• Extracted information:
☆ ☆ ☆ ☆ ☆ ☆ ☆
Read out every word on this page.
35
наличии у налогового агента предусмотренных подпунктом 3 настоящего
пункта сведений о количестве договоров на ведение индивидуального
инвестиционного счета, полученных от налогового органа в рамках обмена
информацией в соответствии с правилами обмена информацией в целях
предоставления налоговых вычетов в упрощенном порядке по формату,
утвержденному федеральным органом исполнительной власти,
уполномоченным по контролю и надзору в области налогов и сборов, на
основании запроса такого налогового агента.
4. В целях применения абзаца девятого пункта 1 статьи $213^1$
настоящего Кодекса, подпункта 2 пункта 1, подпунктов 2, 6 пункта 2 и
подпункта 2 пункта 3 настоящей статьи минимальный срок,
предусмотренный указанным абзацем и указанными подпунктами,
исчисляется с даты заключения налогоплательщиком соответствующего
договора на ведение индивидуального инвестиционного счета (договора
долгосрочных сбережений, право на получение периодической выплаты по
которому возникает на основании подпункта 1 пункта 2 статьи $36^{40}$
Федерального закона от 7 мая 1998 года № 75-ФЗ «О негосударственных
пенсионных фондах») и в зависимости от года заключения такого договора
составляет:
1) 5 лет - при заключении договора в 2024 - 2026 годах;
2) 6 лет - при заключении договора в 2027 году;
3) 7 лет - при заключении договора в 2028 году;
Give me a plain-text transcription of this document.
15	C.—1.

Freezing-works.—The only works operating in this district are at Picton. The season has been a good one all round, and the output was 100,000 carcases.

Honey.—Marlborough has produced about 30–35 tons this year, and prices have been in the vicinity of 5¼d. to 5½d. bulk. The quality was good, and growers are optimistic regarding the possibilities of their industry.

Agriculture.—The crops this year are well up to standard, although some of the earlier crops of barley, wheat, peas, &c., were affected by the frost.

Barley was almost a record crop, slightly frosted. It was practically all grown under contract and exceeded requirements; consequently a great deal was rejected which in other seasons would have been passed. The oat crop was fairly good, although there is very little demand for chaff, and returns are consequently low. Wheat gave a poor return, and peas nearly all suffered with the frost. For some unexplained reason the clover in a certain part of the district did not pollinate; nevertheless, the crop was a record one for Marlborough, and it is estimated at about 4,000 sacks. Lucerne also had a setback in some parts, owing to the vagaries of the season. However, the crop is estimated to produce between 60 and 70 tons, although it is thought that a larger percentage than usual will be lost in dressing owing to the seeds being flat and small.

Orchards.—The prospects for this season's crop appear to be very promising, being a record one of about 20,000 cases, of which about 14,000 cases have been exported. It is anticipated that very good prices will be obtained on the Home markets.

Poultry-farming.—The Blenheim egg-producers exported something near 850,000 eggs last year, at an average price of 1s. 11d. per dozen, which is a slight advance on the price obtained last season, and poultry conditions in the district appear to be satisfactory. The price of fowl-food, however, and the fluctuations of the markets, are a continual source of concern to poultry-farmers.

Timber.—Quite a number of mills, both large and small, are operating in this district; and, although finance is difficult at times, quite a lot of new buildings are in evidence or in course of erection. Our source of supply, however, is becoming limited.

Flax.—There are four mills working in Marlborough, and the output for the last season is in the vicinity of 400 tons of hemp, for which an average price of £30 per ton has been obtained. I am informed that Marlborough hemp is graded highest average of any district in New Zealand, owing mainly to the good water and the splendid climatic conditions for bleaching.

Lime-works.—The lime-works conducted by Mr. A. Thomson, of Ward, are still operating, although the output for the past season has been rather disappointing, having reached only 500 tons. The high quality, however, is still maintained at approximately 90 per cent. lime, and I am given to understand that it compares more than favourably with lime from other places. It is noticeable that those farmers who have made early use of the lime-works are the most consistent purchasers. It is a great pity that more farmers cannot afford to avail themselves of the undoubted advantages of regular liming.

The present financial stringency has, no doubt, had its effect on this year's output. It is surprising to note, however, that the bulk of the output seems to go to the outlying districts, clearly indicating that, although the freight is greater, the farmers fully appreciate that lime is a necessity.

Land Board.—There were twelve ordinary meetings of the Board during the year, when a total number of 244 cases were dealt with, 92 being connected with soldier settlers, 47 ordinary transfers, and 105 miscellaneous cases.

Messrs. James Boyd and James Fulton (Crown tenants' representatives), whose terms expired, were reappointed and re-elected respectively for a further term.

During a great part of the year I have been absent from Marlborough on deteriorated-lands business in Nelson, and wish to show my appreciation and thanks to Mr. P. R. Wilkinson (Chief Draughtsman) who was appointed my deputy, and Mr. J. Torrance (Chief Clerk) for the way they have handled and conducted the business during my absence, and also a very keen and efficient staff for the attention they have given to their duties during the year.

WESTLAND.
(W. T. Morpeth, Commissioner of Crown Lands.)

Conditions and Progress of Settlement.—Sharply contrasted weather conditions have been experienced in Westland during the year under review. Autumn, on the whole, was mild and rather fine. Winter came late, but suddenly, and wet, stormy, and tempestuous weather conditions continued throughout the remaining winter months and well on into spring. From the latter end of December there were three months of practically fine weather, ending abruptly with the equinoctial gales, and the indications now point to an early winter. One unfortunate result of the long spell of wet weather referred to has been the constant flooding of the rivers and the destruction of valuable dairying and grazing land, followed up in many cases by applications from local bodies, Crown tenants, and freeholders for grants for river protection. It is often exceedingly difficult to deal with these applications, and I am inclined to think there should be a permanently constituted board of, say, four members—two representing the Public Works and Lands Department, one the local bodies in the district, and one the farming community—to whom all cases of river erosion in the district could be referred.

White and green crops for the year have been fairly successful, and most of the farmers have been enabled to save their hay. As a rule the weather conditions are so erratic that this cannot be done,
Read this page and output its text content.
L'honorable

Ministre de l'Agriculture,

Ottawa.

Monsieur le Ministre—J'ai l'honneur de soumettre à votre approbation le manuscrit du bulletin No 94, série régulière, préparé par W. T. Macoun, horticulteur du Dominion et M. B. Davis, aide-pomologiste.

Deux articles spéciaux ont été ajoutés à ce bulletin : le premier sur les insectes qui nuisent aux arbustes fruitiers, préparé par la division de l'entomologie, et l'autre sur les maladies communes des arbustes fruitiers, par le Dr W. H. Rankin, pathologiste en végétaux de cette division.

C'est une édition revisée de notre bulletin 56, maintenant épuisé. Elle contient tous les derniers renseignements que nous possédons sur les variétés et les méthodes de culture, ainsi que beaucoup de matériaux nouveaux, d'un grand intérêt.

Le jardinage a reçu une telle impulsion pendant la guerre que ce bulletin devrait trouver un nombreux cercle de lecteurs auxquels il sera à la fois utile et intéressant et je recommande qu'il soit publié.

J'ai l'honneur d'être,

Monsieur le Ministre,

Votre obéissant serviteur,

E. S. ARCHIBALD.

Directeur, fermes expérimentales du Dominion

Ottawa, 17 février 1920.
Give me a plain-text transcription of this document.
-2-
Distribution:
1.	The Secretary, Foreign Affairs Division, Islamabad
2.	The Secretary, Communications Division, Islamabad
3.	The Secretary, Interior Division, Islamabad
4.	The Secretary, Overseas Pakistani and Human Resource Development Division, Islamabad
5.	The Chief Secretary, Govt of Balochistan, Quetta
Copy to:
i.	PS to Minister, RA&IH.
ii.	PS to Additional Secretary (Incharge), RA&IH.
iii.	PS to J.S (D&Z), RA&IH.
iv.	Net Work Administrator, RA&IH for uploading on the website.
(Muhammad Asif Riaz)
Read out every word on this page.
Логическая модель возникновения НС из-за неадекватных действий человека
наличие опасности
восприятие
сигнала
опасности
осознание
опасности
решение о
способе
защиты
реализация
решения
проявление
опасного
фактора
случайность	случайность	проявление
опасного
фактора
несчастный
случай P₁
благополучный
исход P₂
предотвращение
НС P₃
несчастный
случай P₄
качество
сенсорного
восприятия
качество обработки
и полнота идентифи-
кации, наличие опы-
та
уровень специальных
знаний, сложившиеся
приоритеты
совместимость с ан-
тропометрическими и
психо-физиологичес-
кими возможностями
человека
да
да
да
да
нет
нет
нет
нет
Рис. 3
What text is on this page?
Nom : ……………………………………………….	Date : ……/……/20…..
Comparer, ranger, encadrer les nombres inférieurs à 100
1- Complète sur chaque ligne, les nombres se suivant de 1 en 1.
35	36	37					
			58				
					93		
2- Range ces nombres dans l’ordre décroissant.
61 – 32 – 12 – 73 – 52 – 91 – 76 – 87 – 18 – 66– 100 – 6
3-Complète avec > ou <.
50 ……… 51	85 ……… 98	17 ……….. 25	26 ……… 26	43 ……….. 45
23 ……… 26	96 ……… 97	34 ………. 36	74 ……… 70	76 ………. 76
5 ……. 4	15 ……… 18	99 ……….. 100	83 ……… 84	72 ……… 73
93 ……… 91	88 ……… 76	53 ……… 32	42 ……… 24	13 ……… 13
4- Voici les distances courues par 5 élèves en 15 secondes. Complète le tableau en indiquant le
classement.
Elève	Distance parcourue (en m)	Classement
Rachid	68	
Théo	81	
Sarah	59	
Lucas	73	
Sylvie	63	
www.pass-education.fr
☆ ☆ ☆ ☆ ☆ ☆ ☆
Count the lines of these entries that hold the string "году", and give only that number.

• Solution to this problem:
2